Stored items from a collection
##########

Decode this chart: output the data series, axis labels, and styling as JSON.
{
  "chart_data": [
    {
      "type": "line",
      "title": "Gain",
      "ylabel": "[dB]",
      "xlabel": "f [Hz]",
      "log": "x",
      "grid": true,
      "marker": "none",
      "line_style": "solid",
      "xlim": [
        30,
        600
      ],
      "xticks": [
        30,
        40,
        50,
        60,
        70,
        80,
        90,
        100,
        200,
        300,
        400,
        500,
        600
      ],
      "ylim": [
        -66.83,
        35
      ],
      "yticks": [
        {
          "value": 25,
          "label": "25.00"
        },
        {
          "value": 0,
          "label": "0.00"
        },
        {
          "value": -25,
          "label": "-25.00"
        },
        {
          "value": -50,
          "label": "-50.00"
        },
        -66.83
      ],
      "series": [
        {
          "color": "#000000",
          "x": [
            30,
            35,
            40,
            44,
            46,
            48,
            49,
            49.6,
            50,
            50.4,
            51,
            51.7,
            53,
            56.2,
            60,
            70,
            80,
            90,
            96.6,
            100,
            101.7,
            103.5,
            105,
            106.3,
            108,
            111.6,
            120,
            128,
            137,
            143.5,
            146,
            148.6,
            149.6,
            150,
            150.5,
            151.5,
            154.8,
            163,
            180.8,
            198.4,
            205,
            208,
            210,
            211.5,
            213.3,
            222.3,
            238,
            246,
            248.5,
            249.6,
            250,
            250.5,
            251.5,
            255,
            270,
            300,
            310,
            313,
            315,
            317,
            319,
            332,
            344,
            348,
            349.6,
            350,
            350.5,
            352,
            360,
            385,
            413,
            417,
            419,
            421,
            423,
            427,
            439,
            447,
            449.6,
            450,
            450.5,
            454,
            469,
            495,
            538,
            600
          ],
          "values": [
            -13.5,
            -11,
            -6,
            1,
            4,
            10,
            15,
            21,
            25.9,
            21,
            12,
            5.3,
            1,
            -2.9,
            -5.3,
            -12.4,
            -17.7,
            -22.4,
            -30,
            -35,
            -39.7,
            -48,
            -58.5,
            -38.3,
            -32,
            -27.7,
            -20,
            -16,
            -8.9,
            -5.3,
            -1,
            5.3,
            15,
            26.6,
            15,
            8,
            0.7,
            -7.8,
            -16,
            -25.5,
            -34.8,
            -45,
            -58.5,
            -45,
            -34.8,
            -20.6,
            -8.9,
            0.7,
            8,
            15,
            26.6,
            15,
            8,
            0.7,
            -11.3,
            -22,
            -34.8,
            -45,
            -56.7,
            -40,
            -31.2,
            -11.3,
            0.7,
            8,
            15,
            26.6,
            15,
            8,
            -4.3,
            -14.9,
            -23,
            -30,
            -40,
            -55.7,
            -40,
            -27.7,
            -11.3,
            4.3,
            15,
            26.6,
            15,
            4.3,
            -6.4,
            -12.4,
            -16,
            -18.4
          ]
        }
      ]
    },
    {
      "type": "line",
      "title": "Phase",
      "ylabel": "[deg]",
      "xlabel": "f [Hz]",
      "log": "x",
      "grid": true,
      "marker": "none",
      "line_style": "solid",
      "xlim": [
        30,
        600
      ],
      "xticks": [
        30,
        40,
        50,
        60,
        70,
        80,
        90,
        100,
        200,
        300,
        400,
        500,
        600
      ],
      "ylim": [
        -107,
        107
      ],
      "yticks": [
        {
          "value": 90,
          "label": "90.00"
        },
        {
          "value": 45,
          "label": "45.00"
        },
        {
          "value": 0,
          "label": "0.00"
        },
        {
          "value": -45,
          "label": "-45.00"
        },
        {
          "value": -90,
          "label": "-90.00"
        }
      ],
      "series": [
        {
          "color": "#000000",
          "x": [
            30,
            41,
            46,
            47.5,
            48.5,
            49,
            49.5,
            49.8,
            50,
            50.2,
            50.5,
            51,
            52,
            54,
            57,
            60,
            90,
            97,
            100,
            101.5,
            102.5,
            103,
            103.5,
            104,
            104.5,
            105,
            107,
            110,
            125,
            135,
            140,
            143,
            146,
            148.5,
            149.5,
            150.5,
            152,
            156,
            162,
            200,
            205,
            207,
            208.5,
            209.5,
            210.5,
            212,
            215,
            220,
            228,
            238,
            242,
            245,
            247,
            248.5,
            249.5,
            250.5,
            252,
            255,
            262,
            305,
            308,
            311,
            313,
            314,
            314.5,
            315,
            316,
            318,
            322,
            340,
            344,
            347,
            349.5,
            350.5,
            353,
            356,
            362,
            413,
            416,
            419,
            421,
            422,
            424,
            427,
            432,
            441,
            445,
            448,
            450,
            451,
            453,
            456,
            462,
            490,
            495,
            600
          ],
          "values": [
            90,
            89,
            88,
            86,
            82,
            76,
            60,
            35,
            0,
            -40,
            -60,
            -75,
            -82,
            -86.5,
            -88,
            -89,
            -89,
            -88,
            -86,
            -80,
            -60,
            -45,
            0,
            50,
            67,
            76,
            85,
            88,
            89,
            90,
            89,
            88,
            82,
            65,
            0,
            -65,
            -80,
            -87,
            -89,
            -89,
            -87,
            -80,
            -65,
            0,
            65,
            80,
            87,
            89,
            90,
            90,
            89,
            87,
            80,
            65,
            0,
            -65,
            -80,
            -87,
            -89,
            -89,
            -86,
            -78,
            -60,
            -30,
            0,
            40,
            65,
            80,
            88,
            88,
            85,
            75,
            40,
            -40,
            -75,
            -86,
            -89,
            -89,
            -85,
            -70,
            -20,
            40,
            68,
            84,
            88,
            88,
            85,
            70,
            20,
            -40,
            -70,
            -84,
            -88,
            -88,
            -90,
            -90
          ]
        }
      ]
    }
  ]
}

##########

◆ Given request ◆
Make an exact copy of every line in the data.

◆ Answer to this exercise ◆
Decode this chart: output the data series, axis labels, and styling as JSON.
{
  "chart_data": [
    {
      "type": "line",
      "title": "Gain",
      "ylabel": "[dB]",
      "xlabel": "f [Hz]",
      "log": "x",
      "grid": true,
      "marker": "none",
      "line_style": "solid",
      "xlim": [
        30,
        600
      ],
      "xticks": [
        30,
        40,
        50,
        60,
        70,
        80,
        90,
        100,
        200,
        300,
        400,
        500,
        600
      ],
      "ylim": [
        -66.83,
        35
      ],
      "yticks": [
        {
          "value": 25,
          "label": "25.00"
        },
        {
          "value": 0,
          "label": "0.00"
        },
        {
          "value": -25,
          "label": "-25.00"
        },
        {
          "value": -50,
          "label": "-50.00"
        },
        -66.83
      ],
      "series": [
        {
          "color": "#000000",
          "x": [
            30,
            35,
            40,
            44,
            46,
            48,
            49,
            49.6,
            50,
            50.4,
            51,
            51.7,
            53,
            56.2,
            60,
            70,
            80,
            90,
            96.6,
            100,
            101.7,
            103.5,
            105,
            106.3,
            108,
            111.6,
            120,
            128,
            137,
            143.5,
            146,
            148.6,
            149.6,
            150,
            150.5,
            151.5,
            154.8,
            163,
            180.8,
            198.4,
            205,
            208,
            210,
            211.5,
            213.3,
            222.3,
            238,
            246,
            248.5,
            249.6,
            250,
            250.5,
            251.5,
            255,
            270,
            300,
            310,
            313,
            315,
            317,
            319,
            332,
            344,
            348,
            349.6,
            350,
            350.5,
            352,
            360,
            385,
            413,
            417,
            419,
            421,
            423,
            427,
            439,
            447,
            449.6,
            450,
            450.5,
            454,
            469,
            495,
            538,
            600
          ],
          "values": [
            -13.5,
            -11,
            -6,
            1,
            4,
            10,
            15,
            21,
            25.9,
            21,
            12,
            5.3,
            1,
            -2.9,
            -5.3,
            -12.4,
            -17.7,
            -22.4,
            -30,
            -35,
            -39.7,
            -48,
            -58.5,
            -38.3,
            -32,
            -27.7,
            -20,
            -16,
            -8.9,
            -5.3,
            -1,
            5.3,
            15,
            26.6,
            15,
            8,
            0.7,
            -7.8,
            -16,
            -25.5,
            -34.8,
            -45,
            -58.5,
            -45,
            -34.8,
            -20.6,
            -8.9,
            0.7,
            8,
            15,
            26.6,
            15,
            8,
            0.7,
            -11.3,
            -22,
            -34.8,
            -45,
            -56.7,
            -40,
            -31.2,
            -11.3,
            0.7,
            8,
            15,
            26.6,
            15,
            8,
            -4.3,
            -14.9,
            -23,
            -30,
            -40,
            -55.7,
            -40,
            -27.7,
            -11.3,
            4.3,
            15,
            26.6,
            15,
            4.3,
            -6.4,
            -12.4,
            -16,
            -18.4
          ]
        }
      ]
    },
    {
      "type": "line",
      "title": "Phase",
      "ylabel": "[deg]",
      "xlabel": "f [Hz]",
      "log": "x",
      "grid": true,
      "marker": "none",
      "line_style": "solid",
      "xlim": [
        30,
        600
      ],
      "xticks": [
        30,
        40,
        50,
        60,
        70,
        80,
        90,
        100,
        200,
        300,
        400,
        500,
        600
      ],
      "ylim": [
        -107,
        107
      ],
      "yticks": [
        {
          "value": 90,
          "label": "90.00"
        },
        {
          "value": 45,
          "label": "45.00"
        },
        {
          "value": 0,
          "label": "0.00"
        },
        {
          "value": -45,
          "label": "-45.00"
        },
        {
          "value": -90,
          "label": "-90.00"
        }
      ],
      "series": [
        {
          "color": "#000000",
          "x": [
            30,
            41,
            46,
            47.5,
            48.5,
            49,
            49.5,
            49.8,
            50,
            50.2,
            50.5,
            51,
            52,
            54,
            57,
            60,
            90,
            97,
            100,
            101.5,
            102.5,
            103,
            103.5,
            104,
            104.5,
            105,
            107,
            110,
            125,
            135,
            140,
            143,
            146,
            148.5,
            149.5,
            150.5,
            152,
            156,
            162,
            200,
            205,
            207,
            208.5,
            209.5,
            210.5,
            212,
            215,
            220,
            228,
            238,
            242,
            245,
            247,
            248.5,
            249.5,
            250.5,
            252,
            255,
            262,
            305,
            308,
            311,
            313,
            314,
            314.5,
            315,
            316,
            318,
            322,
            340,
            344,
            347,
            349.5,
            350.5,
            353,
            356,
            362,
            413,
            416,
            419,
            421,
            422,
            424,
            427,
            432,
            441,
            445,
            448,
            450,
            451,
            453,
            456,
            462,
            490,
            495,
            600
          ],
          "values": [
            90,
            89,
            88,
            86,
            82,
            76,
            60,
            35,
            0,
            -40,
            -60,
            -75,
            -82,
            -86.5,
            -88,
            -89,
            -89,
            -88,
            -86,
            -80,
            -60,
            -45,
            0,
            50,
            67,
            76,
            85,
            88,
            89,
            90,
            89,
            88,
            82,
            65,
            0,
            -65,
            -80,
            -87,
            -89,
            -89,
            -87,
            -80,
            -65,
            0,
            65,
            80,
            87,
            89,
            90,
            90,
            89,
            87,
            80,
            65,
            0,
            -65,
            -80,
            -87,
            -89,
            -89,
            -86,
            -78,
            -60,
            -30,
            0,
            40,
            65,
            80,
            88,
            88,
            85,
            75,
            40,
            -40,
            -75,
            -86,
            -89,
            -89,
            -85,
            -70,
            -20,
            40,
            68,
            84,
            88,
            88,
            85,
            70,
            20,
            -40,
            -70,
            -84,
            -88,
            -88,
            -90,
            -90
          ]
        }
      ]
    }
  ]
}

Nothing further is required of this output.